### WHAT IS REQUIRED
Select all lines in the records that include "bienestar".

(Dataset items)
☆ ☆ ☆ ☆

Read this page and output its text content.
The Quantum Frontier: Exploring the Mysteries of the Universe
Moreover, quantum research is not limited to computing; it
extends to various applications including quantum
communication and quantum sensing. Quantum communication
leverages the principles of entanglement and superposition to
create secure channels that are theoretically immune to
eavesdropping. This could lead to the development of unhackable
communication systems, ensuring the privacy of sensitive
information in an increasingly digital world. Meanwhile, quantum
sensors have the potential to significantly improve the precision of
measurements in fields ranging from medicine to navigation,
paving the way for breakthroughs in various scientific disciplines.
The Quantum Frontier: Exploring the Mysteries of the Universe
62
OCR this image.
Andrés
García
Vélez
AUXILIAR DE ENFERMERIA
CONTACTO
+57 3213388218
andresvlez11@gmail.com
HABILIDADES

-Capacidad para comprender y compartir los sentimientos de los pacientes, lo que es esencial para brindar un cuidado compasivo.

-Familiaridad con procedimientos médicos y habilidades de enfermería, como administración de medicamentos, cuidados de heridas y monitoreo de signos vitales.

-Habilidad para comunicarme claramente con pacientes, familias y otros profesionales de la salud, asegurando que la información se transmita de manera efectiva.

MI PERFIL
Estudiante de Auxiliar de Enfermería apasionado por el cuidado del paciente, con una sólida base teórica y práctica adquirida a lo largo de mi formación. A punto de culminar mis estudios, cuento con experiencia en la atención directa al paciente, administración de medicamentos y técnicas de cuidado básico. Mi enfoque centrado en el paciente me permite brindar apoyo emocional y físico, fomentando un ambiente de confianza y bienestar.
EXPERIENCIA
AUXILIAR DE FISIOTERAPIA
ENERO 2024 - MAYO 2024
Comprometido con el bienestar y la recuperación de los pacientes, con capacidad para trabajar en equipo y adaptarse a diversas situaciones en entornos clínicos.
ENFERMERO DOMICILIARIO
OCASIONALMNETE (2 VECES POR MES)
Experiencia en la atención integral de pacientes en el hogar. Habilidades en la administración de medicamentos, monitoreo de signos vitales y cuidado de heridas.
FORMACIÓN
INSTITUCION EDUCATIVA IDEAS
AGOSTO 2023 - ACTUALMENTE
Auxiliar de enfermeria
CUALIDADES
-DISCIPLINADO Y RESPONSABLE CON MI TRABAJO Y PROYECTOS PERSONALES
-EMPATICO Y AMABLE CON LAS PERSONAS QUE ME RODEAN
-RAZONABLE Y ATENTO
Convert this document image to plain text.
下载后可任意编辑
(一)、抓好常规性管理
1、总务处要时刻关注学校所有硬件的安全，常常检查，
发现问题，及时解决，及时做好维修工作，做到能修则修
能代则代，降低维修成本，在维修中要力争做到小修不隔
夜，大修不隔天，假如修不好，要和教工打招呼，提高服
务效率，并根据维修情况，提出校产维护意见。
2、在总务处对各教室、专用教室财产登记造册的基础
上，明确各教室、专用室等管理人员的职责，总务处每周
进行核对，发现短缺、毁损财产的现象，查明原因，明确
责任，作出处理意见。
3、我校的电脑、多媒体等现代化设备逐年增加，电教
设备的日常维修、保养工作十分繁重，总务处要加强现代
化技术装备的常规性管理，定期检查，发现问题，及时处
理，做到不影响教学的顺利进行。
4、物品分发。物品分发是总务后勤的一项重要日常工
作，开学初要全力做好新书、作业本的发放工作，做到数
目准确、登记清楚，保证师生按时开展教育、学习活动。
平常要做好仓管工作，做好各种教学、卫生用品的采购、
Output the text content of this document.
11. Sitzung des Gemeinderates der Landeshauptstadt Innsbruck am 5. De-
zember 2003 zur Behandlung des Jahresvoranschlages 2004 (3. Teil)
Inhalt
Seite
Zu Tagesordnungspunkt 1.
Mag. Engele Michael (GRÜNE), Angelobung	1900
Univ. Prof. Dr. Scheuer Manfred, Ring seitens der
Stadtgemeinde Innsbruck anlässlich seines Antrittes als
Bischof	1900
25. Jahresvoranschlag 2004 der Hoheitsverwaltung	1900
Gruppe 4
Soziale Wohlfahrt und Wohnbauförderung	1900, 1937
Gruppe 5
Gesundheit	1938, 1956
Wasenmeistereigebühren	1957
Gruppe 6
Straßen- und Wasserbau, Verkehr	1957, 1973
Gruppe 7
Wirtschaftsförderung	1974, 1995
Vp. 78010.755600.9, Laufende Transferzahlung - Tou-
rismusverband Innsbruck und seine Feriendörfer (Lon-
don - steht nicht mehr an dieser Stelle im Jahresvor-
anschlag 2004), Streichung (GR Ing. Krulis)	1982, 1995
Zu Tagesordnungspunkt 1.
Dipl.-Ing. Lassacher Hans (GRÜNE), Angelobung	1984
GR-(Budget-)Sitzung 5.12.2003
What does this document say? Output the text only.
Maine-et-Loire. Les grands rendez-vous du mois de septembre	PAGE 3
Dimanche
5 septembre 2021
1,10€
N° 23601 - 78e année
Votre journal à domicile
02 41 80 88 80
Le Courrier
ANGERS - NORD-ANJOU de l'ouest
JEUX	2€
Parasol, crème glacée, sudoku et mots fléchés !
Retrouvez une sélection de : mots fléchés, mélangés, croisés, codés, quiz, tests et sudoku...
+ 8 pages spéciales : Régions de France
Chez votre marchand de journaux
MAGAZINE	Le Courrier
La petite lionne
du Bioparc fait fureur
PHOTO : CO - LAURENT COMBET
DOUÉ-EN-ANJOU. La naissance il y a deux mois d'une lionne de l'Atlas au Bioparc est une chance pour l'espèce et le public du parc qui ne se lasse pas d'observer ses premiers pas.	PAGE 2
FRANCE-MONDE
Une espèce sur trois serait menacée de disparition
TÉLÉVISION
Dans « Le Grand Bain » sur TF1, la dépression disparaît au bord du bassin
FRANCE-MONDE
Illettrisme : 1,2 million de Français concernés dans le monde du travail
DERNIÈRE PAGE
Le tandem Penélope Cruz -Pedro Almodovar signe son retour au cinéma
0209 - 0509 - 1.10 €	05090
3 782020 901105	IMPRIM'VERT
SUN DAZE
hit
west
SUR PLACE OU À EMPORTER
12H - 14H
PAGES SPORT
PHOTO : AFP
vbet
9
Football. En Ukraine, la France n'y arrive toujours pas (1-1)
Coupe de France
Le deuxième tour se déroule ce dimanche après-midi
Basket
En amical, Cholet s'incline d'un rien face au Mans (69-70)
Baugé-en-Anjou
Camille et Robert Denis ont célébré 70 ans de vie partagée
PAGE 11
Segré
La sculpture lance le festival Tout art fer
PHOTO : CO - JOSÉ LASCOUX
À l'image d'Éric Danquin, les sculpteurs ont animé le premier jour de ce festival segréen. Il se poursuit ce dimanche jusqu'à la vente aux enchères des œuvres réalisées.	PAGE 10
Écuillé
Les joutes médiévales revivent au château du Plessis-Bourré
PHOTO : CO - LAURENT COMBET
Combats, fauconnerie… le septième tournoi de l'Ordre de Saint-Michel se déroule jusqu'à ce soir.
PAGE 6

☆ ☆ ☆ ☆

### RESULT
Estudiante de Auxiliar de Enfermería apasionado por el cuidado del paciente, con una sólida base teórica y práctica adquirida a lo largo de mi formación. A punto de culminar mis estudios, cuento con experiencia en la atención directa al paciente, administración de medicamentos y técnicas de cuidado básico. Mi enfoque centrado en el paciente me permite brindar apoyo emocional y físico, fomentando un ambiente de confianza y bienestar.
Comprometido con el bienestar y la recuperación de los pacientes, con capacidad para trabajar en equipo y adaptarse a diversas situaciones en entornos clínicos.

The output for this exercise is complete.